>> Start DATA FOR PROCESSING
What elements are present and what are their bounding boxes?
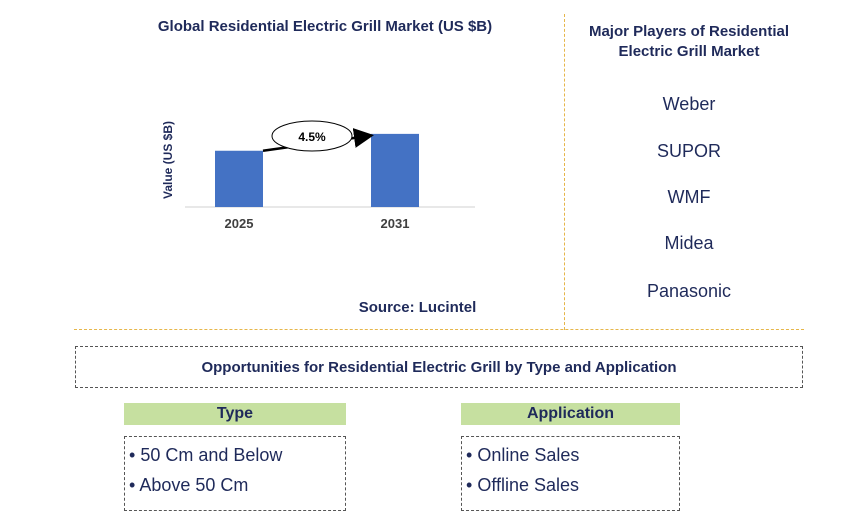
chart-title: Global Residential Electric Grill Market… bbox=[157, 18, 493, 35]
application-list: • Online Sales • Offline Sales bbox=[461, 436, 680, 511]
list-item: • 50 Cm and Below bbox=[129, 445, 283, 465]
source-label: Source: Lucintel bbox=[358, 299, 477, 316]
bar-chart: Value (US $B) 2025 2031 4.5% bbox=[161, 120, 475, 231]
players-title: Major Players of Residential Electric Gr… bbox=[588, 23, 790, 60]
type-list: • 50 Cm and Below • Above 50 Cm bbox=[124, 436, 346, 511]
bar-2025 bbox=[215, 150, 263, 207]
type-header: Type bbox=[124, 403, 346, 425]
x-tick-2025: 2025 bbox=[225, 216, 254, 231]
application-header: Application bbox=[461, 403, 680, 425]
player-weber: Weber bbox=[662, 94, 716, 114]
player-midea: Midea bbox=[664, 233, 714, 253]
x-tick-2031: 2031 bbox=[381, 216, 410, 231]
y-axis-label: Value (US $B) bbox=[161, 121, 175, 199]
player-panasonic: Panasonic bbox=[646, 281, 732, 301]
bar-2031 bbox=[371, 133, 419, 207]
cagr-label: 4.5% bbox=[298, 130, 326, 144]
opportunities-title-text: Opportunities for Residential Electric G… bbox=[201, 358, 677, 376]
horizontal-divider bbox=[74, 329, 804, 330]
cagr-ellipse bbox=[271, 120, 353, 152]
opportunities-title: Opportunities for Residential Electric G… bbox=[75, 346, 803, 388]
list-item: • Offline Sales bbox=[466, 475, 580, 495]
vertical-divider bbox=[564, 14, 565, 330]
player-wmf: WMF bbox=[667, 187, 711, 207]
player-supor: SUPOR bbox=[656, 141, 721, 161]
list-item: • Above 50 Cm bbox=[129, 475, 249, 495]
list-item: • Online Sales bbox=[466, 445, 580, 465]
>> End DATA FOR PROCESSING
>> Start DATA FOR PROCESSING
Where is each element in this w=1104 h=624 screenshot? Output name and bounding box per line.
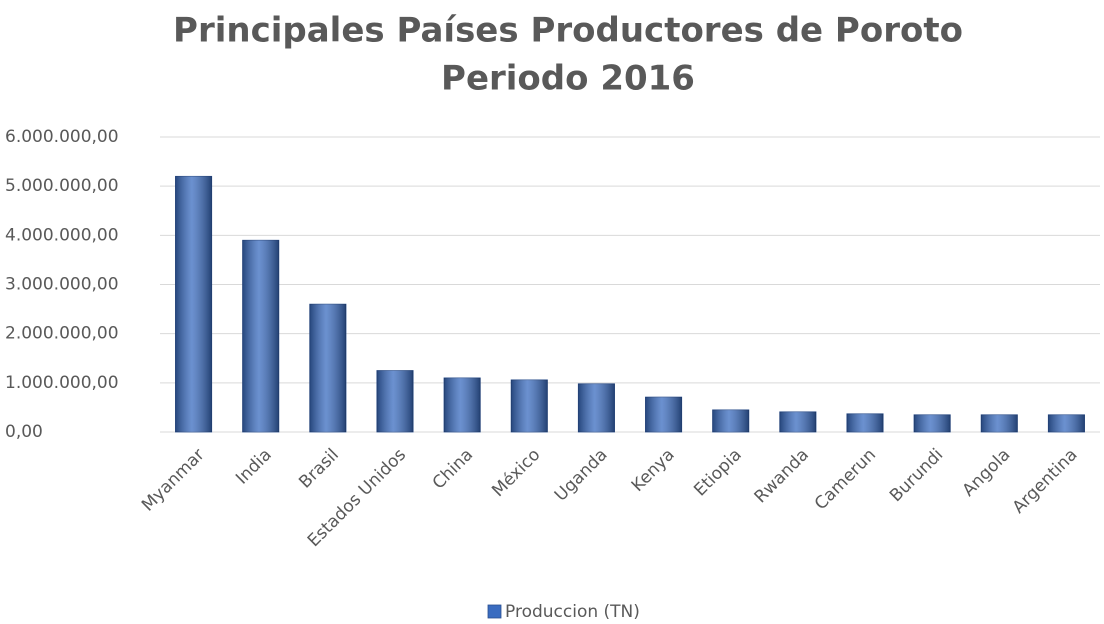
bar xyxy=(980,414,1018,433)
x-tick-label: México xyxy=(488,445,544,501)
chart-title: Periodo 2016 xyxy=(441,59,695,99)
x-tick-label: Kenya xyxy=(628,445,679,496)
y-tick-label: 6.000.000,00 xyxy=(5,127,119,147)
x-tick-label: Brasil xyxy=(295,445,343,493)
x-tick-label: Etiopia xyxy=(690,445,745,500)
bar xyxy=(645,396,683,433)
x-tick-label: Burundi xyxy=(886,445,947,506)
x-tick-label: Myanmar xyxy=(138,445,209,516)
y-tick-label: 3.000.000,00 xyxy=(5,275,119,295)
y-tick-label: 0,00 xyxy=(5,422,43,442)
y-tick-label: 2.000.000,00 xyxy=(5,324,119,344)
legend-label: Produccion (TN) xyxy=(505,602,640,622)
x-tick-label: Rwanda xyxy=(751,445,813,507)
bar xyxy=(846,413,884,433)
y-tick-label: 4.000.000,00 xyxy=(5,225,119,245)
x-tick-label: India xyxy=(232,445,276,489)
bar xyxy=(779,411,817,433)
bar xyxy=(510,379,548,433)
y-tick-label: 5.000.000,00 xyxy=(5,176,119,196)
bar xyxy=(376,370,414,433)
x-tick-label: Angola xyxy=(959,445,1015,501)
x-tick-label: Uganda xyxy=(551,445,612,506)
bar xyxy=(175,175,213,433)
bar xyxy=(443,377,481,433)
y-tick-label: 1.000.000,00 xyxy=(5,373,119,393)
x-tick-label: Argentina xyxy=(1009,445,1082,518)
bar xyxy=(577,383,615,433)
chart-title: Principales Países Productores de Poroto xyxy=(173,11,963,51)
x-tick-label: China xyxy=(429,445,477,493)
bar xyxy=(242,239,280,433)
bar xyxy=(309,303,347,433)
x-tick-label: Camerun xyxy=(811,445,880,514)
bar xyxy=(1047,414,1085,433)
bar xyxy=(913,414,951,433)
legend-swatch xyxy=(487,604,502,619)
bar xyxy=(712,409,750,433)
>> End DATA FOR PROCESSING
Duplicate the entries from the line with "chart-title: Global Residential" to the line with "players-title: Major Players", including both of those lines.

RESPONSE FOR THIS EXERCISE:
chart-title: Global Residential Electric Grill Market… bbox=[157, 18, 493, 35]
application-list: • Online Sales • Offline Sales bbox=[461, 436, 680, 511]
list-item: • 50 Cm and Below bbox=[129, 445, 283, 465]
source-label: Source: Lucintel bbox=[358, 299, 477, 316]
bar-chart: Value (US $B) 2025 2031 4.5% bbox=[161, 120, 475, 231]
players-title: Major Players of Residential Electric Gr… bbox=[588, 23, 790, 60]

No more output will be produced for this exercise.